TASK BRIEF » Search the material below for the string "available" and list each line that holds it.

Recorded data

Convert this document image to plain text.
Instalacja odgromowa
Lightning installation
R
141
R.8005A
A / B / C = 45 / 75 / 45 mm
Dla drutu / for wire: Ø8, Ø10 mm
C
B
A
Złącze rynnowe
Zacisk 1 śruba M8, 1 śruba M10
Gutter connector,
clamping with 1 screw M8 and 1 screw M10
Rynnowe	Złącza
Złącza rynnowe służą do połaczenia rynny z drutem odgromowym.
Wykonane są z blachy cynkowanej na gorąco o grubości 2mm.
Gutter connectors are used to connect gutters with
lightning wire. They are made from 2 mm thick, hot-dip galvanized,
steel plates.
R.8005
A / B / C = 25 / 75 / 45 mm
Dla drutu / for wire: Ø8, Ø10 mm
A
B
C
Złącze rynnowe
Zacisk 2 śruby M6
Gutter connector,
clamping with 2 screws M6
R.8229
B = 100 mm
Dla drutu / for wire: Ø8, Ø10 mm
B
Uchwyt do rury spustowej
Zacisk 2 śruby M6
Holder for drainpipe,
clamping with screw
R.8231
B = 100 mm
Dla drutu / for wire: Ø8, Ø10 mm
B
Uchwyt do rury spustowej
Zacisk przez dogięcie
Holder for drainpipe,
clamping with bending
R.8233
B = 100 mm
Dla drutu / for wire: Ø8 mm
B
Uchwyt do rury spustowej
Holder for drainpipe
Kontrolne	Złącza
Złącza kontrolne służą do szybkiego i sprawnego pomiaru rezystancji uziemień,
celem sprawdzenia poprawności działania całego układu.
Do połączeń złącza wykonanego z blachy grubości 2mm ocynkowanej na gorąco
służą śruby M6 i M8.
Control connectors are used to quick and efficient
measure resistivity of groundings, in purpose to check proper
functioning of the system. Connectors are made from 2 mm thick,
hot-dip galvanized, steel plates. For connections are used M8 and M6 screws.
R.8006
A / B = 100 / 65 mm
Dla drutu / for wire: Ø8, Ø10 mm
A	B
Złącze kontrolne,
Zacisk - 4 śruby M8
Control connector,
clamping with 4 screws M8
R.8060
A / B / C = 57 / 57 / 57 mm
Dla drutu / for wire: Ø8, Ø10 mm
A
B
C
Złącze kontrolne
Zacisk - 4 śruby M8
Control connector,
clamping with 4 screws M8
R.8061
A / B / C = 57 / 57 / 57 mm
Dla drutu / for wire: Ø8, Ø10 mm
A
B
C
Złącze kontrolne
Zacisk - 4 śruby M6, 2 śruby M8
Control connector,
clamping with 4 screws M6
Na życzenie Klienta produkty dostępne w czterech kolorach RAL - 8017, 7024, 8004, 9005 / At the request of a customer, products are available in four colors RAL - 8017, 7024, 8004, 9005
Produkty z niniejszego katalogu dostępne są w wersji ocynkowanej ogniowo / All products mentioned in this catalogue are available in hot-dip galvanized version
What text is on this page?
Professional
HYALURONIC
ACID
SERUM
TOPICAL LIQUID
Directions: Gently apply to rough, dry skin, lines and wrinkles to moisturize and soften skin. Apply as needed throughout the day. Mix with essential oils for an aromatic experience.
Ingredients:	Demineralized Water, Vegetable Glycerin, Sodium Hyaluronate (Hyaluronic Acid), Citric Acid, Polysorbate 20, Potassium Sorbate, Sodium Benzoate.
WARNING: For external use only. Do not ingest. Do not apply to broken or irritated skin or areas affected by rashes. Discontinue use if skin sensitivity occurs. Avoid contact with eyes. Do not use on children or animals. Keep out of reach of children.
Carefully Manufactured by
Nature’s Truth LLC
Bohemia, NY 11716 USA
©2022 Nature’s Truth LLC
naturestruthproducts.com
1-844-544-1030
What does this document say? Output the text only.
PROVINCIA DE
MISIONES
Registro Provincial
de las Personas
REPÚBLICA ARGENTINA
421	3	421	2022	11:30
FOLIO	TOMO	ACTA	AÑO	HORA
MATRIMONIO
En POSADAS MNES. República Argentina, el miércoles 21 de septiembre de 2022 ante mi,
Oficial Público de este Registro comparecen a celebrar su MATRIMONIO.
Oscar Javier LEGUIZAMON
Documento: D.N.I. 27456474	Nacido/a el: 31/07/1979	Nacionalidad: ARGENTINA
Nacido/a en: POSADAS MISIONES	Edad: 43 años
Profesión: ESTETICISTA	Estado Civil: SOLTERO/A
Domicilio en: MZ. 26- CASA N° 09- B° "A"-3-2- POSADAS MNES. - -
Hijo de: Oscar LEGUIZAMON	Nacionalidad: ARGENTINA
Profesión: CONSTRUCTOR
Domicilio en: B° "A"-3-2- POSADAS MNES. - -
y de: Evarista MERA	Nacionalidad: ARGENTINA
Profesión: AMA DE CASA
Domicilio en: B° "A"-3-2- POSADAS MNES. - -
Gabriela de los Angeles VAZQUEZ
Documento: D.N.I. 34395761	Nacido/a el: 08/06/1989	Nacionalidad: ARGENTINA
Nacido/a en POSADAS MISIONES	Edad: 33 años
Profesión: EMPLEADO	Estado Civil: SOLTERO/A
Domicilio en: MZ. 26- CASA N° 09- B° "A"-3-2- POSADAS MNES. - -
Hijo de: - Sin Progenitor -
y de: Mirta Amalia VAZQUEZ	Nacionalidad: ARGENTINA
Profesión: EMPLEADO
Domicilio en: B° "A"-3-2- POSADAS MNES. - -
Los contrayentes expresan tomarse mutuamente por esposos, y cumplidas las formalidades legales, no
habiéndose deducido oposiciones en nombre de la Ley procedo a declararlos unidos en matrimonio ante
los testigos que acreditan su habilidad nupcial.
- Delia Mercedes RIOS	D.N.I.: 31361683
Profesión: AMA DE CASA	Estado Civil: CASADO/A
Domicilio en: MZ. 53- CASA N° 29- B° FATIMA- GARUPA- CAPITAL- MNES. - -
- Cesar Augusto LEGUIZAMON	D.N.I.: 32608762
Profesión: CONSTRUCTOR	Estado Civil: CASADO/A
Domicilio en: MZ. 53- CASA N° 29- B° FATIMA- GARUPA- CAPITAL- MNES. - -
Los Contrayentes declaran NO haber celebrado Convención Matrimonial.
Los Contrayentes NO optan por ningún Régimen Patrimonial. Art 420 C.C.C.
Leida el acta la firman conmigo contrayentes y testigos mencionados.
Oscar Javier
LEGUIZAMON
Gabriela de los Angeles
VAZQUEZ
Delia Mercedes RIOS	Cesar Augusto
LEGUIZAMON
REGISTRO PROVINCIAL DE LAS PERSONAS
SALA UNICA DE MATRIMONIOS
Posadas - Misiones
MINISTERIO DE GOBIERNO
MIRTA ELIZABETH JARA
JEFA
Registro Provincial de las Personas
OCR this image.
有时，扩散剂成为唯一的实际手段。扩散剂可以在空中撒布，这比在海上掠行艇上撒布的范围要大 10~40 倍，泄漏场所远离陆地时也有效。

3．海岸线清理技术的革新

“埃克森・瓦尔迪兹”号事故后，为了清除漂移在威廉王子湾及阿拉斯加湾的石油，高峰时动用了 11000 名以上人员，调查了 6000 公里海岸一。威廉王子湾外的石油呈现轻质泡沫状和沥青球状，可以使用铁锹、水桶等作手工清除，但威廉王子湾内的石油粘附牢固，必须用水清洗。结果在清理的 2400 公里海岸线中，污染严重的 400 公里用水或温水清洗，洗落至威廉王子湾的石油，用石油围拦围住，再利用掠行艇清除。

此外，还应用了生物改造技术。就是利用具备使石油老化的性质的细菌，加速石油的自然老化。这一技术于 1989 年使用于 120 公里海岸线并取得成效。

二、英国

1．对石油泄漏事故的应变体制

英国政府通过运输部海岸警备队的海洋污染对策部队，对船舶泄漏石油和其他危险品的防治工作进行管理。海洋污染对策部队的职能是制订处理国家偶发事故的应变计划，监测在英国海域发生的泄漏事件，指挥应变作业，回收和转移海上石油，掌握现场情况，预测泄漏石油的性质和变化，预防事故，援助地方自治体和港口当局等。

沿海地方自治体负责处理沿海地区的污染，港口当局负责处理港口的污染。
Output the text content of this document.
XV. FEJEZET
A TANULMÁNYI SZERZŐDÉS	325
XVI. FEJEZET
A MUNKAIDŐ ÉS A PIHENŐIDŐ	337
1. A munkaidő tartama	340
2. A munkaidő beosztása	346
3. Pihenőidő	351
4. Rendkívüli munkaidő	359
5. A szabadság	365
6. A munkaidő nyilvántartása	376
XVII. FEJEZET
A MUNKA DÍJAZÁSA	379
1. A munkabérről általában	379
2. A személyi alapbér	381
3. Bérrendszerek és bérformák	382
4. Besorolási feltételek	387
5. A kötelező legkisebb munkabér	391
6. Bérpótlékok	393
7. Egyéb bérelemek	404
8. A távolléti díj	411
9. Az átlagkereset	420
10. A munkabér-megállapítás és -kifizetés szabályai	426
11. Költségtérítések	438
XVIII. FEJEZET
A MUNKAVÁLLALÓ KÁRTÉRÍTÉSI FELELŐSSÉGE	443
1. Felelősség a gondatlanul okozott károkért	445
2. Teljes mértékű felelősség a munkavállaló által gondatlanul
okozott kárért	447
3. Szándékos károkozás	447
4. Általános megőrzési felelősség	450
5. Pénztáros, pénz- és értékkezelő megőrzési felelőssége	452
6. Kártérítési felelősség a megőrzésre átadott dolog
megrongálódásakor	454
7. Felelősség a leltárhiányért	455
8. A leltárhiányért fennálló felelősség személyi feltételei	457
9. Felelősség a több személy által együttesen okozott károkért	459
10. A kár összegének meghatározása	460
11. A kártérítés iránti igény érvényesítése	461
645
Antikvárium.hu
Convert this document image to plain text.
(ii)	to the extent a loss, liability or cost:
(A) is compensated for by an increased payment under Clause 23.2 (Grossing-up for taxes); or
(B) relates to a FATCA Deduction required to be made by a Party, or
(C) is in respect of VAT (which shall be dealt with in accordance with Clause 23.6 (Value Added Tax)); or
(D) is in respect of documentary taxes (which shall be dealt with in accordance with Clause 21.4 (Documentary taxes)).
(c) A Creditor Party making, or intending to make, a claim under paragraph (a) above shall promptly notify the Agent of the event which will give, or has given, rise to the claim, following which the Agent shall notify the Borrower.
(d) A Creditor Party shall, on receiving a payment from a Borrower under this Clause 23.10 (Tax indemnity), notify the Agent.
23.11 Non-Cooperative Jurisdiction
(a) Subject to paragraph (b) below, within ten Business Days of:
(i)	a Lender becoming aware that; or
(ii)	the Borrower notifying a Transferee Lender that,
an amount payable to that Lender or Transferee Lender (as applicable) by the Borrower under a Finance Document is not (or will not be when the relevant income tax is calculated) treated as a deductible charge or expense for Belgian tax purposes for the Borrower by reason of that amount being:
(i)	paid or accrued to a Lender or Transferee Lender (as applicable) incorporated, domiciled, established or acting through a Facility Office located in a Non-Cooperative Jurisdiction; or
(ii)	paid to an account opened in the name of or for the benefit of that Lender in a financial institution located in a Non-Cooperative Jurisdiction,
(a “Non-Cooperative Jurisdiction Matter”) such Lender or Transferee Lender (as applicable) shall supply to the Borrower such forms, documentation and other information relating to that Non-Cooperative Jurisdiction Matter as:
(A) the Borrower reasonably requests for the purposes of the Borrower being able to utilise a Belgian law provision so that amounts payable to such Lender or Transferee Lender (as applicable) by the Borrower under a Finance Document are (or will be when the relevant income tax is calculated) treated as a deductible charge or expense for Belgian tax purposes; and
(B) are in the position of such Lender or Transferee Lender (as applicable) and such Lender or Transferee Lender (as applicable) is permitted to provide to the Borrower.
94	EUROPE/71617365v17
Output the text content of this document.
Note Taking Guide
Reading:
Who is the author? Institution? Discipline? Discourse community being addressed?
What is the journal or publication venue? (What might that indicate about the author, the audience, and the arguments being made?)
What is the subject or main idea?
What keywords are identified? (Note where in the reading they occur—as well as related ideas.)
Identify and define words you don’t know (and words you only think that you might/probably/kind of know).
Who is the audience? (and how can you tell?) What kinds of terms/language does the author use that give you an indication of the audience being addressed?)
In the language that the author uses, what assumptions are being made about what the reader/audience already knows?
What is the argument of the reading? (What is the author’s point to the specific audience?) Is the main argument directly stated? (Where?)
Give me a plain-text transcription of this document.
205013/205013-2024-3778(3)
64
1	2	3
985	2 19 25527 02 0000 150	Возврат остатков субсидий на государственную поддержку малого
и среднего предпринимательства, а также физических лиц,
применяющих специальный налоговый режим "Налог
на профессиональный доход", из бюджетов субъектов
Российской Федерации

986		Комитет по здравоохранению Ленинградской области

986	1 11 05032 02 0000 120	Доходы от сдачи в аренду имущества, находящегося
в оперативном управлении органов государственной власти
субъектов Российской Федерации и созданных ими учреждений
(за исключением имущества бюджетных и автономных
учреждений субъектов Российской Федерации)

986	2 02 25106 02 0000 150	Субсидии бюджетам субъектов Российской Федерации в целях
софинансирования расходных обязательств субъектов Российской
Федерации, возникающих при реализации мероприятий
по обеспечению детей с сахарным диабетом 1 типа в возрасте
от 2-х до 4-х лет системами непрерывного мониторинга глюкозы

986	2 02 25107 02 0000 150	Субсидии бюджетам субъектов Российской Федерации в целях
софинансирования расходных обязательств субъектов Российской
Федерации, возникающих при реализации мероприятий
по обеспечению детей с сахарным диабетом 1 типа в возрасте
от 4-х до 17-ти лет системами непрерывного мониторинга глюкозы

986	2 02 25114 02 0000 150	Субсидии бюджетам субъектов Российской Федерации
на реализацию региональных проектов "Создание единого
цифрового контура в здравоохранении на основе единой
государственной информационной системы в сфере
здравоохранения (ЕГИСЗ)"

EXPECTED OUTPUT »
Na życzenie Klienta produkty dostępne w czterech kolorach RAL - 8017, 7024, 8004, 9005 / At the request of a customer, products are available in four colors RAL - 8017, 7024, 8004, 9005
Produkty z niniejszego katalogu dostępne są w wersji ocynkowanej ogniowo / All products mentioned in this catalogue are available in hot-dip galvanized version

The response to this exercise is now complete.